* BEGIN DATA FOR THIS EXERCISE *

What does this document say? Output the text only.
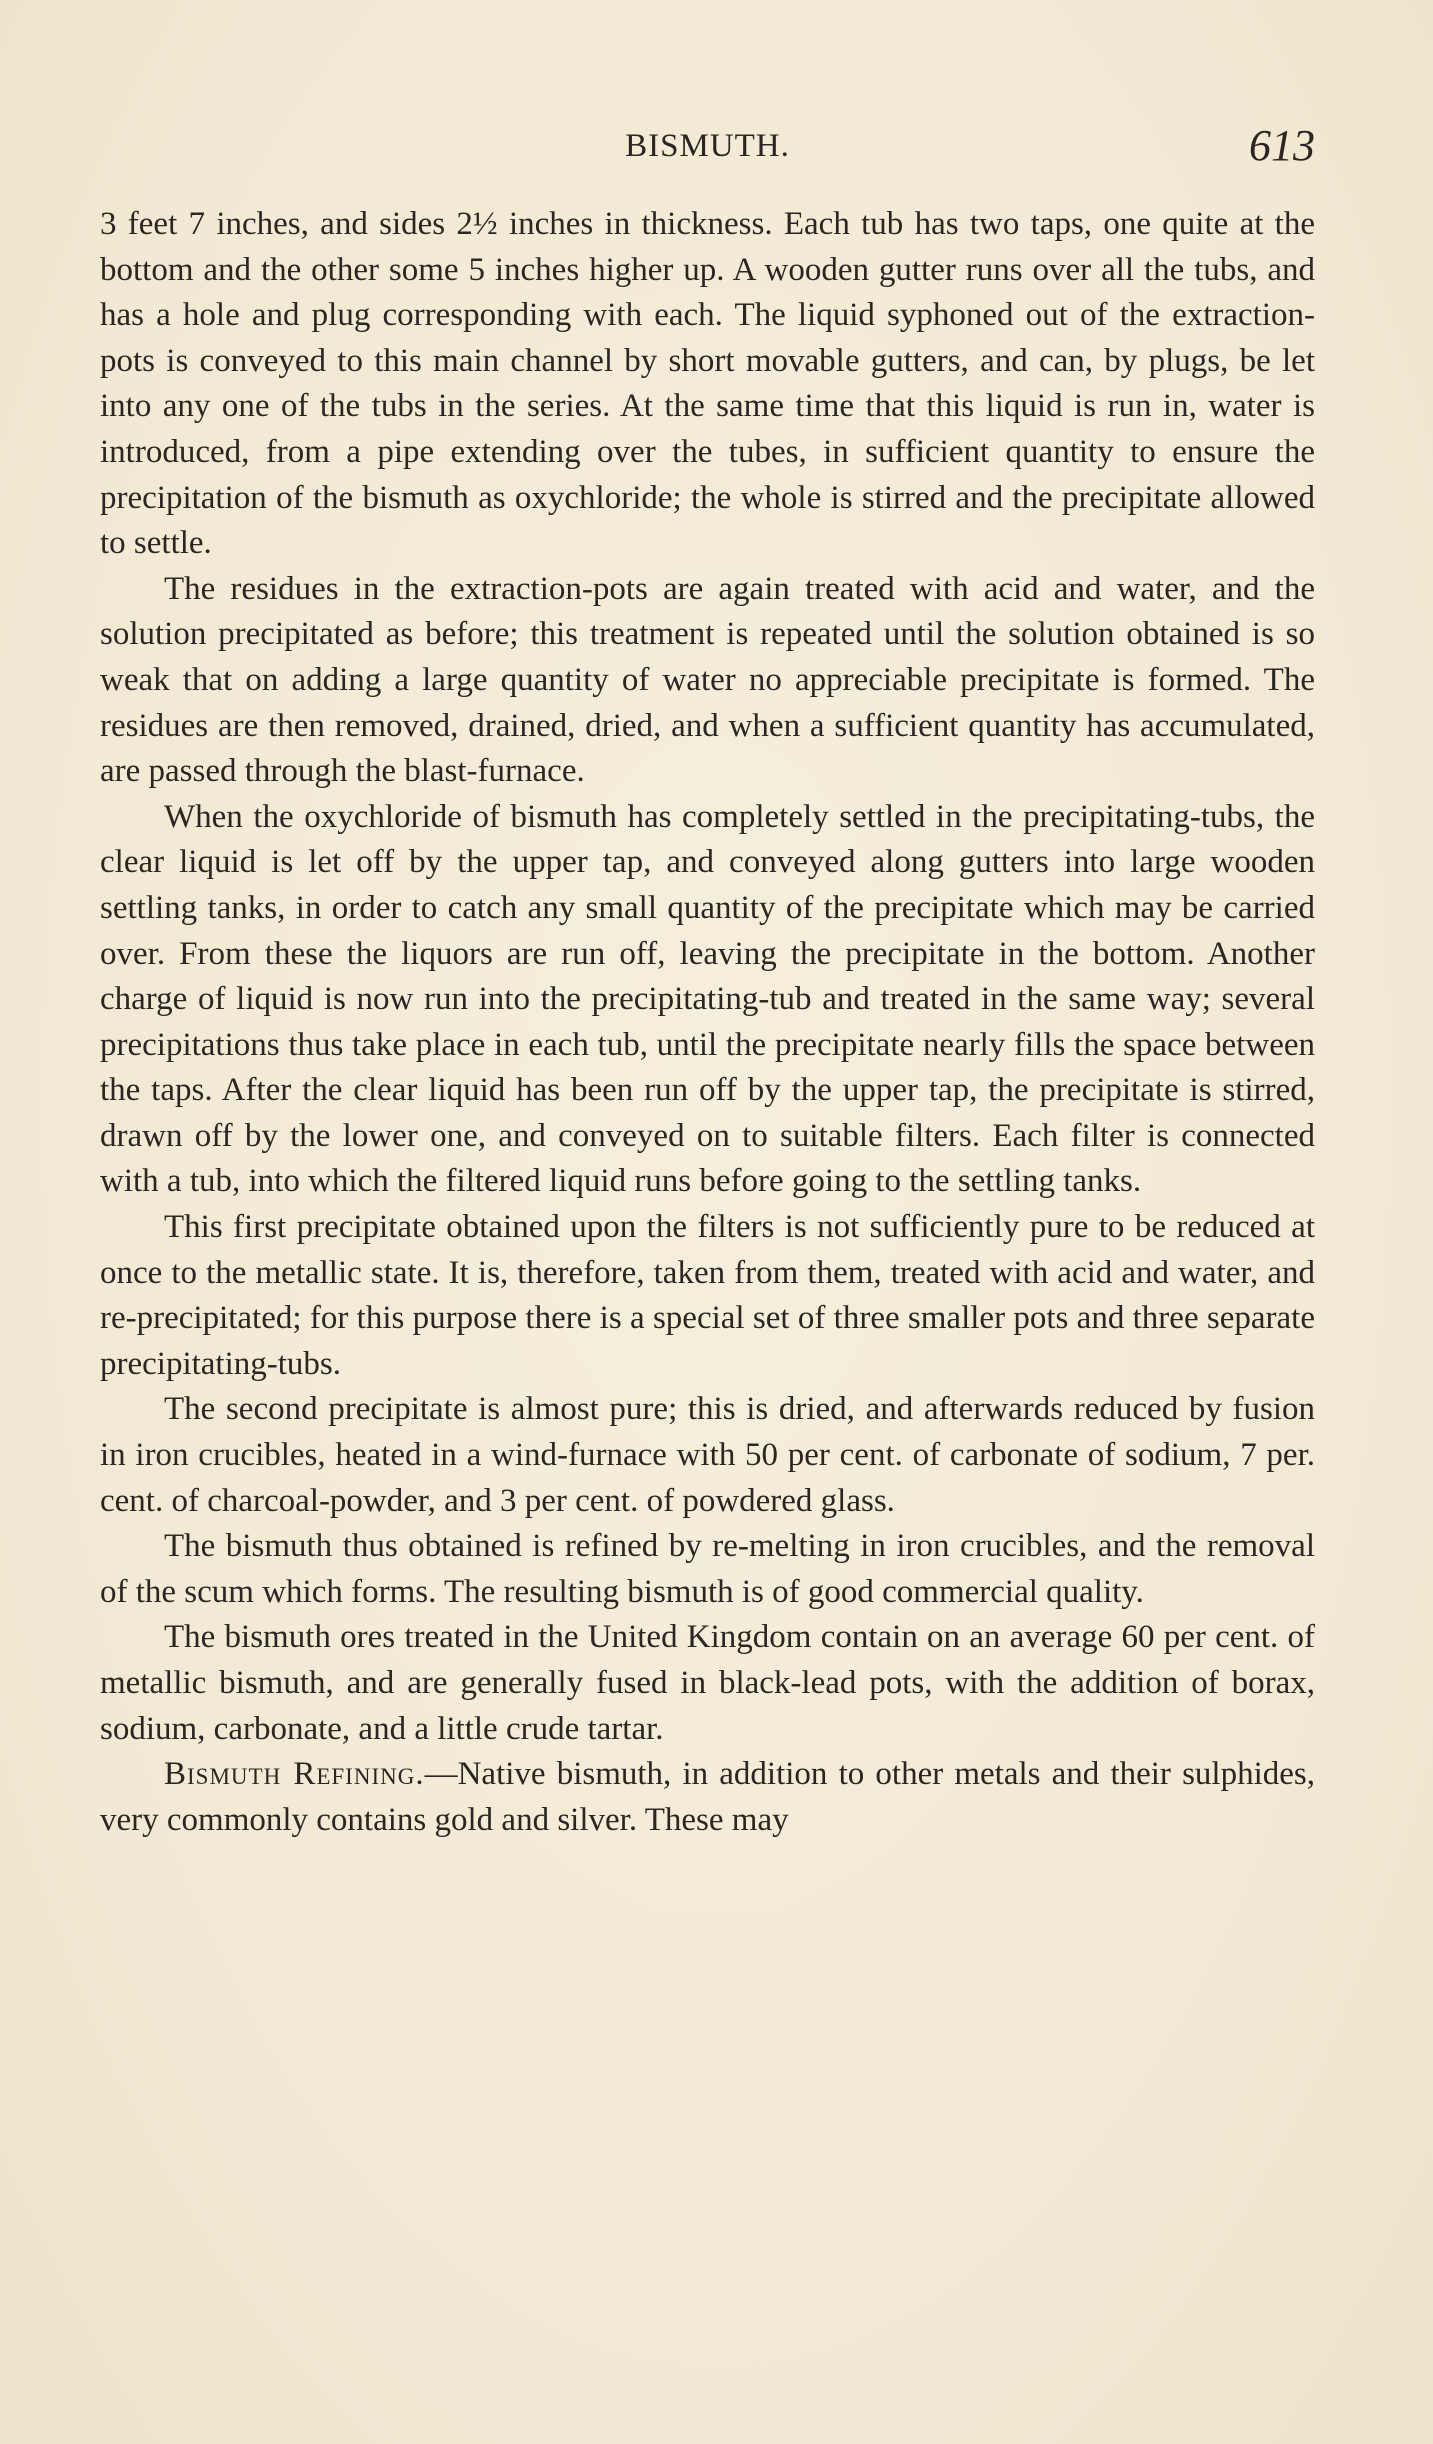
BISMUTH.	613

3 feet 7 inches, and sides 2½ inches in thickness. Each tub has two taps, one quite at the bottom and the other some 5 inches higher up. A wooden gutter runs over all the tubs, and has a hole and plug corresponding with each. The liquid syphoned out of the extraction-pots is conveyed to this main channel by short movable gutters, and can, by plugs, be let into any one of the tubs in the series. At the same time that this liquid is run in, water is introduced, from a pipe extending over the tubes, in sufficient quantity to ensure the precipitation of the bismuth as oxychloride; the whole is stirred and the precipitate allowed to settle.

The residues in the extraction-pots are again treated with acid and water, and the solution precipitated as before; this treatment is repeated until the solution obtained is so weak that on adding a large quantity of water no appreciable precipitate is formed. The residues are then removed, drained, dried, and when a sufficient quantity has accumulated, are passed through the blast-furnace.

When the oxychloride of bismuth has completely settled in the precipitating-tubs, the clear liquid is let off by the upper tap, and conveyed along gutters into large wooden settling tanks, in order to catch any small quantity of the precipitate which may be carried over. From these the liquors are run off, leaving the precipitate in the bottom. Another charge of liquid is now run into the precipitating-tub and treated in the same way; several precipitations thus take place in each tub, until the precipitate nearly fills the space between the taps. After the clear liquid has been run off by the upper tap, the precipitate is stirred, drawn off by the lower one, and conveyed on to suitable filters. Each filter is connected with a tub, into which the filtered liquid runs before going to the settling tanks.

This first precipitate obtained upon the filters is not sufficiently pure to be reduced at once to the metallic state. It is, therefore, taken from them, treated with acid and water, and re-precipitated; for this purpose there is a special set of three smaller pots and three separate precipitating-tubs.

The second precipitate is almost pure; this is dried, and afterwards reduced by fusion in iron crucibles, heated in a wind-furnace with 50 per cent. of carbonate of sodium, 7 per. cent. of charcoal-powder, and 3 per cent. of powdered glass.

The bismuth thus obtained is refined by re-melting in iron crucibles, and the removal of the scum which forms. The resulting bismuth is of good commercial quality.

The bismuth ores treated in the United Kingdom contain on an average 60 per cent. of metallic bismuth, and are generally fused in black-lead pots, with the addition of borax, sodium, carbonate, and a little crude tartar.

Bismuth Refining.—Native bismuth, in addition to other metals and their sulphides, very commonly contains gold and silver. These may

* END DATA FOR THIS EXERCISE *

== TASK REQUIREMENTS ==
Reproduce every line of the listing above in which the string "crucibles" appears.

== RESPONSE TO THIS EXERCISE ==
The second precipitate is almost pure; this is dried, and afterwards reduced by fusion in iron crucibles, heated in a wind-furnace with 50 per cent. of carbonate of sodium, 7 per. cent. of charcoal-powder, and 3 per cent. of powdered glass.
The bismuth thus obtained is refined by re-melting in iron crucibles, and the removal of the scum which forms. The resulting bismuth is of good commercial quality.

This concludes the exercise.